● **Problem**
Every line with the word "καλωδίωσης" in it should be extracted from the data that follows.
########################################
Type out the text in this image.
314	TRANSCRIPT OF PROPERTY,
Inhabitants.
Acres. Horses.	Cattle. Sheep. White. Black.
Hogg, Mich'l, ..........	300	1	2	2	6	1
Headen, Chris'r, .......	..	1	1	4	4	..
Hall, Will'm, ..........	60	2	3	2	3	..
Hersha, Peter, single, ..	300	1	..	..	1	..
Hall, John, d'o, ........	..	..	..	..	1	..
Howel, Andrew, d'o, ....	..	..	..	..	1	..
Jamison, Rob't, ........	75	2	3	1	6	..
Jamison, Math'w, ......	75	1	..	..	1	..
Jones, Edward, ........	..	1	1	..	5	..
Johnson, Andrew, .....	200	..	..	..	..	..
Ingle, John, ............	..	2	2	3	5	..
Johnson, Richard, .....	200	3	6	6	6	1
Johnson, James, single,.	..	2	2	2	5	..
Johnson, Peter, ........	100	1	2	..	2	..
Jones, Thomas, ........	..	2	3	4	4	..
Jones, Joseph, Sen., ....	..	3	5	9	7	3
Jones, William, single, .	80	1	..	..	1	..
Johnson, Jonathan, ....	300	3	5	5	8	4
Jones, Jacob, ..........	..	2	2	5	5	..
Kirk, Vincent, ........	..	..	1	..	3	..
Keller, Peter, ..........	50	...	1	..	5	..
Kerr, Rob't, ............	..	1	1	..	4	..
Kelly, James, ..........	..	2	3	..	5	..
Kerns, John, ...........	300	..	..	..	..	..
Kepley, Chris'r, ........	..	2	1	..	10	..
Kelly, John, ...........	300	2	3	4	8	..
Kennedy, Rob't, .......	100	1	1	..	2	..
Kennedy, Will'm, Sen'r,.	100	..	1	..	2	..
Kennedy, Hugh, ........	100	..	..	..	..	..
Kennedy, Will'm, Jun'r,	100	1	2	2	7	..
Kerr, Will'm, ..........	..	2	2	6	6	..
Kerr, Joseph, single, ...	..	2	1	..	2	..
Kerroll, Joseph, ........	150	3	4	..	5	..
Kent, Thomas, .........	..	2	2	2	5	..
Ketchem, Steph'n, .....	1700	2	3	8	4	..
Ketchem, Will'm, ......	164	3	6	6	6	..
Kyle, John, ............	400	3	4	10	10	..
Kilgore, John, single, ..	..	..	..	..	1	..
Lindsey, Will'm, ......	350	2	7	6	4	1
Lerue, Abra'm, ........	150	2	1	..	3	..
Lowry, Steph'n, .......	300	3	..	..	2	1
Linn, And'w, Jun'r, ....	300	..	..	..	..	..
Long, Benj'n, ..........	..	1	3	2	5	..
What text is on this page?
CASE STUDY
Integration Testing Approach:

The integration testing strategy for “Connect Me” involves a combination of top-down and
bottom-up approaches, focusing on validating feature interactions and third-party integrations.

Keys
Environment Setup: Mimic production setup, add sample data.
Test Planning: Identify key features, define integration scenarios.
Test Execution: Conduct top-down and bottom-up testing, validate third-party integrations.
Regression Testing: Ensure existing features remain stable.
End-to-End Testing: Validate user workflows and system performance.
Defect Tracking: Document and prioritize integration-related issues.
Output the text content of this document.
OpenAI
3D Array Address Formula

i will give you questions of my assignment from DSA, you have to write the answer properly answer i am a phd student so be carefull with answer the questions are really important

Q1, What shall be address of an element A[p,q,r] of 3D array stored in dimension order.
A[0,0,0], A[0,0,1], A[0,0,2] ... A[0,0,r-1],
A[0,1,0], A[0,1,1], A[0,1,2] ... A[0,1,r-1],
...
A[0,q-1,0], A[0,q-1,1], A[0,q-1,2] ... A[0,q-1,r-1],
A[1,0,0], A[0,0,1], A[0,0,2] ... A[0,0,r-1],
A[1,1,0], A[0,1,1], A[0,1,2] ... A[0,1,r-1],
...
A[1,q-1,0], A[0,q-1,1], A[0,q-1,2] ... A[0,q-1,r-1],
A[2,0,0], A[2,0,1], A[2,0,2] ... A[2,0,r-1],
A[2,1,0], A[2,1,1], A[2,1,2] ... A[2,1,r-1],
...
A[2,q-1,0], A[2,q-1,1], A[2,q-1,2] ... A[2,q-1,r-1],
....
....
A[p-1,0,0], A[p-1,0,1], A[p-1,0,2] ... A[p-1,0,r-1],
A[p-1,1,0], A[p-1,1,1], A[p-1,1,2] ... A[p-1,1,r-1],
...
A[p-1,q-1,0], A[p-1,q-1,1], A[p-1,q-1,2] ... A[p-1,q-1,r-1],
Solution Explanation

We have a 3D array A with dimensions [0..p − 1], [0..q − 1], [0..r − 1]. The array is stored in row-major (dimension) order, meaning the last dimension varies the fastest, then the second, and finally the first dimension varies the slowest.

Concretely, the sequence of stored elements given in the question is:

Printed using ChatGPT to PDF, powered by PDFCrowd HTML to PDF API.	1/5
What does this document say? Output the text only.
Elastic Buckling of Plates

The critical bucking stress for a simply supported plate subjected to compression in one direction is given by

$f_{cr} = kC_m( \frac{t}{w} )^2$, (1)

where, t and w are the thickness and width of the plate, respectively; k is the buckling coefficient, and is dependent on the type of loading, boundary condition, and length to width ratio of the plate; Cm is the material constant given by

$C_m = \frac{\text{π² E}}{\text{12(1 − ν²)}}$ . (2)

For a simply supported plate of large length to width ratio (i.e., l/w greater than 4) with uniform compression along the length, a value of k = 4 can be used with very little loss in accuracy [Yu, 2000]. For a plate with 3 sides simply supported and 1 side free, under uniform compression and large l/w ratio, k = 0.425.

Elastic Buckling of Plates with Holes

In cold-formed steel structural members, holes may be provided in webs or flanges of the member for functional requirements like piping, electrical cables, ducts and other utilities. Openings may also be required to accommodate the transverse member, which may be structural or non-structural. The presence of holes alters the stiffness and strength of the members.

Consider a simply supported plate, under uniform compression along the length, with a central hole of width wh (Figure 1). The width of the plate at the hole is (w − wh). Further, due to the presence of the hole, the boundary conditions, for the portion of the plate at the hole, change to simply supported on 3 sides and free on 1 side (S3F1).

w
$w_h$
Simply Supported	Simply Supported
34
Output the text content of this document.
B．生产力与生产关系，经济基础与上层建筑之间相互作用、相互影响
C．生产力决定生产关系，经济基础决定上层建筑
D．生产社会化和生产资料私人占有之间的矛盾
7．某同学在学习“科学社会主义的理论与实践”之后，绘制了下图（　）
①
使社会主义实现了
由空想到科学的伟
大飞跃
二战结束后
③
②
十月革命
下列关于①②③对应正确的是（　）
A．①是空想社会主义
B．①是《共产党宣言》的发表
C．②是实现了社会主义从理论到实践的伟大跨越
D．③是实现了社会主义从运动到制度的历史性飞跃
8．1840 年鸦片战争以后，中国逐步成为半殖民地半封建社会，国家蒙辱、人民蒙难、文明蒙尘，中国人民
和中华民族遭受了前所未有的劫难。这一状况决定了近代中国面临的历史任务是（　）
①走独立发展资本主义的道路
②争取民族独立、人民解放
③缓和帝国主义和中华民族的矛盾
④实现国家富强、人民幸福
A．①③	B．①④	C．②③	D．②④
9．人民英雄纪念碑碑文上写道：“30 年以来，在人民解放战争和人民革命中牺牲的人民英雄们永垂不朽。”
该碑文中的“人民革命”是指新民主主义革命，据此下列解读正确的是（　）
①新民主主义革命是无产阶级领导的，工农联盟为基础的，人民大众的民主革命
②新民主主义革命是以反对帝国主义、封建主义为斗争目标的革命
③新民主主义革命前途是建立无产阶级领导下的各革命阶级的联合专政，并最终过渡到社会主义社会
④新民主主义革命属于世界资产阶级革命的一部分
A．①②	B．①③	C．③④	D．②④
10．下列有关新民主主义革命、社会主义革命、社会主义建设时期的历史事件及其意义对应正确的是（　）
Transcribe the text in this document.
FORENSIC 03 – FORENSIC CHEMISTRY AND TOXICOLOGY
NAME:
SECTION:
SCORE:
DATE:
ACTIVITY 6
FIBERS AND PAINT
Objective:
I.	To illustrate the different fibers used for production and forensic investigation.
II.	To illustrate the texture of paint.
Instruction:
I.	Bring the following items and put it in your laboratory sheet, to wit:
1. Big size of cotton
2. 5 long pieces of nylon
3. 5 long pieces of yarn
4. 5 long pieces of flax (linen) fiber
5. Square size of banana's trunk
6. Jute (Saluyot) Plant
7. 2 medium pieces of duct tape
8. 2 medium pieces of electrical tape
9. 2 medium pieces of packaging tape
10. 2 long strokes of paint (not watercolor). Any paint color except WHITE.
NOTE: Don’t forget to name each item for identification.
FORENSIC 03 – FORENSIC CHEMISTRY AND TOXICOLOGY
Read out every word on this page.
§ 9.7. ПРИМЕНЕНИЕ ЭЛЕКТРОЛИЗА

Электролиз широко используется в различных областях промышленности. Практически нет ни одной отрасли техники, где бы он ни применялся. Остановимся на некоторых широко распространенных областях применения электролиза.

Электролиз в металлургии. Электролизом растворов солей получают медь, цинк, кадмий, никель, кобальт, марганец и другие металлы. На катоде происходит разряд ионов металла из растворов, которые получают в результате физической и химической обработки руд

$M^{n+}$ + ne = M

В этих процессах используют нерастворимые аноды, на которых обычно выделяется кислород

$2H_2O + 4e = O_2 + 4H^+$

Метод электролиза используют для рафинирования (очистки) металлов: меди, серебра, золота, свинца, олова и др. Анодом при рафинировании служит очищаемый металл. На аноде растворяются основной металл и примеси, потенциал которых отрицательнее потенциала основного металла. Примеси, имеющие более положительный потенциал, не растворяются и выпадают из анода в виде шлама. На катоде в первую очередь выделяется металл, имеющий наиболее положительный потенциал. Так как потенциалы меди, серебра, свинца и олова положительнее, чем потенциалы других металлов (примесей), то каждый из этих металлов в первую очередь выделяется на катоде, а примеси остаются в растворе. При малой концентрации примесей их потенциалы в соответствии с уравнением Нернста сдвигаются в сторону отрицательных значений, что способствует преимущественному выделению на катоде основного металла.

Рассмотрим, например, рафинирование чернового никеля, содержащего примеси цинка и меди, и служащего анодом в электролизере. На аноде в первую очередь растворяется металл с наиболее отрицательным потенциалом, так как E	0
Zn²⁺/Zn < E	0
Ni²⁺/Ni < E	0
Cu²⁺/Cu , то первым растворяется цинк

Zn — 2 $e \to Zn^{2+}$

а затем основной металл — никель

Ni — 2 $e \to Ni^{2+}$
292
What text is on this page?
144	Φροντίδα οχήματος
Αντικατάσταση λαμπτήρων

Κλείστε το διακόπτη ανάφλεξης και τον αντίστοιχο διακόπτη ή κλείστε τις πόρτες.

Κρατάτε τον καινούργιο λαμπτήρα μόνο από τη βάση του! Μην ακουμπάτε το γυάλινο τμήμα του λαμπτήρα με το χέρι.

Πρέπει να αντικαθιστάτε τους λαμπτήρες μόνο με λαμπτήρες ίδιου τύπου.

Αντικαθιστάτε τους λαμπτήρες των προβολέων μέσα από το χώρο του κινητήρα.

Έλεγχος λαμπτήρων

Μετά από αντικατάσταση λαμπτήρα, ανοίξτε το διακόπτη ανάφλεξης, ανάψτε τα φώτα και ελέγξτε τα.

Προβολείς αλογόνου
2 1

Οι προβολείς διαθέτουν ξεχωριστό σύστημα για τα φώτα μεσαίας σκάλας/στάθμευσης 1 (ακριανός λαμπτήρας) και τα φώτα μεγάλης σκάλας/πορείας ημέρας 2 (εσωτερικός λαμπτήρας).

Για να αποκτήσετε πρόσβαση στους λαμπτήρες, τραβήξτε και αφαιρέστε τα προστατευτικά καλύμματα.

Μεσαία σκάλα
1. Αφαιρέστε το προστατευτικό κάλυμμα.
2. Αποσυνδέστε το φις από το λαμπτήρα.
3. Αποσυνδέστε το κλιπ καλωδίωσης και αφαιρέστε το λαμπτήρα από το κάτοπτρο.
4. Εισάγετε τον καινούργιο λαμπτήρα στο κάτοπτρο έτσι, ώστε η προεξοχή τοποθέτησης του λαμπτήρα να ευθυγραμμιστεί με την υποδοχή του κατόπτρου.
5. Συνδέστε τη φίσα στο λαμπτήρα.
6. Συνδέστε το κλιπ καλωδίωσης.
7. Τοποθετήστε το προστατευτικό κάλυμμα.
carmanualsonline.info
########################################
● **Task response**
3. Αποσυνδέστε το κλιπ καλωδίωσης και αφαιρέστε το λαμπτήρα από το κάτοπτρο.
6. Συνδέστε το κλιπ καλωδίωσης.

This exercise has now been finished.